• [Instruction]
Restate the full set of records exactly, word for word.

• [Available records]
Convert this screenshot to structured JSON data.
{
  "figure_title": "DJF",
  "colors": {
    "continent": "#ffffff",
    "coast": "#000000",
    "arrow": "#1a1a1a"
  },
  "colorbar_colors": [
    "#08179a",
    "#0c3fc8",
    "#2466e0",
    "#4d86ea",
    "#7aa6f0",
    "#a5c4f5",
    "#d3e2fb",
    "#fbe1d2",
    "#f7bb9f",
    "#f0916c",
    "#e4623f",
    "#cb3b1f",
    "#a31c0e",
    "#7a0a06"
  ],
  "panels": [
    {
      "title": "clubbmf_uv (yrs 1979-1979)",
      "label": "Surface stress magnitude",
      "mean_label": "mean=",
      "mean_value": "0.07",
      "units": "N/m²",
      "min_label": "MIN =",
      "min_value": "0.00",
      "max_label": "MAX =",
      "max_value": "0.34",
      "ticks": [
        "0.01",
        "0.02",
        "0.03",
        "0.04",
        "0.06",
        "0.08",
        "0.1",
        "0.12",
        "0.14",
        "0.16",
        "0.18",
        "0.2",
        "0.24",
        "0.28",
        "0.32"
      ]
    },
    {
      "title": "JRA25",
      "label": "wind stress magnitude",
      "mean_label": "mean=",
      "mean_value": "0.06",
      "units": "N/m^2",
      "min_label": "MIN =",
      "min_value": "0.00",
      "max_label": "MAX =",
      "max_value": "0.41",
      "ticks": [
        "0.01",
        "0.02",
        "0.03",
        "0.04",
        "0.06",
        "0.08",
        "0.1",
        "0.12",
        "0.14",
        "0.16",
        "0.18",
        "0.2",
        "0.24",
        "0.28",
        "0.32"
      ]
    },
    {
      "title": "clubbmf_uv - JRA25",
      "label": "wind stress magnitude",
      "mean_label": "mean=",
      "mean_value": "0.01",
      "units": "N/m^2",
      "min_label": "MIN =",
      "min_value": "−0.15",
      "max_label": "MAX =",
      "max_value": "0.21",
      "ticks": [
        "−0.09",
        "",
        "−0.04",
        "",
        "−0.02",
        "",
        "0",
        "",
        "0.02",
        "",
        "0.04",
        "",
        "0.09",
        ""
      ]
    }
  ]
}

• [Response to the task]
Convert this screenshot to structured JSON data.
{
  "figure_title": "DJF",
  "colors": {
    "continent": "#ffffff",
    "coast": "#000000",
    "arrow": "#1a1a1a"
  },
  "colorbar_colors": [
    "#08179a",
    "#0c3fc8",
    "#2466e0",
    "#4d86ea",
    "#7aa6f0",
    "#a5c4f5",
    "#d3e2fb",
    "#fbe1d2",
    "#f7bb9f",
    "#f0916c",
    "#e4623f",
    "#cb3b1f",
    "#a31c0e",
    "#7a0a06"
  ],
  "panels": [
    {
      "title": "clubbmf_uv (yrs 1979-1979)",
      "label": "Surface stress magnitude",
      "mean_label": "mean=",
      "mean_value": "0.07",
      "units": "N/m²",
      "min_label": "MIN =",
      "min_value": "0.00",
      "max_label": "MAX =",
      "max_value": "0.34",
      "ticks": [
        "0.01",
        "0.02",
        "0.03",
        "0.04",
        "0.06",
        "0.08",
        "0.1",
        "0.12",
        "0.14",
        "0.16",
        "0.18",
        "0.2",
        "0.24",
        "0.28",
        "0.32"
      ]
    },
    {
      "title": "JRA25",
      "label": "wind stress magnitude",
      "mean_label": "mean=",
      "mean_value": "0.06",
      "units": "N/m^2",
      "min_label": "MIN =",
      "min_value": "0.00",
      "max_label": "MAX =",
      "max_value": "0.41",
      "ticks": [
        "0.01",
        "0.02",
        "0.03",
        "0.04",
        "0.06",
        "0.08",
        "0.1",
        "0.12",
        "0.14",
        "0.16",
        "0.18",
        "0.2",
        "0.24",
        "0.28",
        "0.32"
      ]
    },
    {
      "title": "clubbmf_uv - JRA25",
      "label": "wind stress magnitude",
      "mean_label": "mean=",
      "mean_value": "0.01",
      "units": "N/m^2",
      "min_label": "MIN =",
      "min_value": "−0.15",
      "max_label": "MAX =",
      "max_value": "0.21",
      "ticks": [
        "−0.09",
        "",
        "−0.04",
        "",
        "−0.02",
        "",
        "0",
        "",
        "0.02",
        "",
        "0.04",
        "",
        "0.09",
        ""
      ]
    }
  ]
}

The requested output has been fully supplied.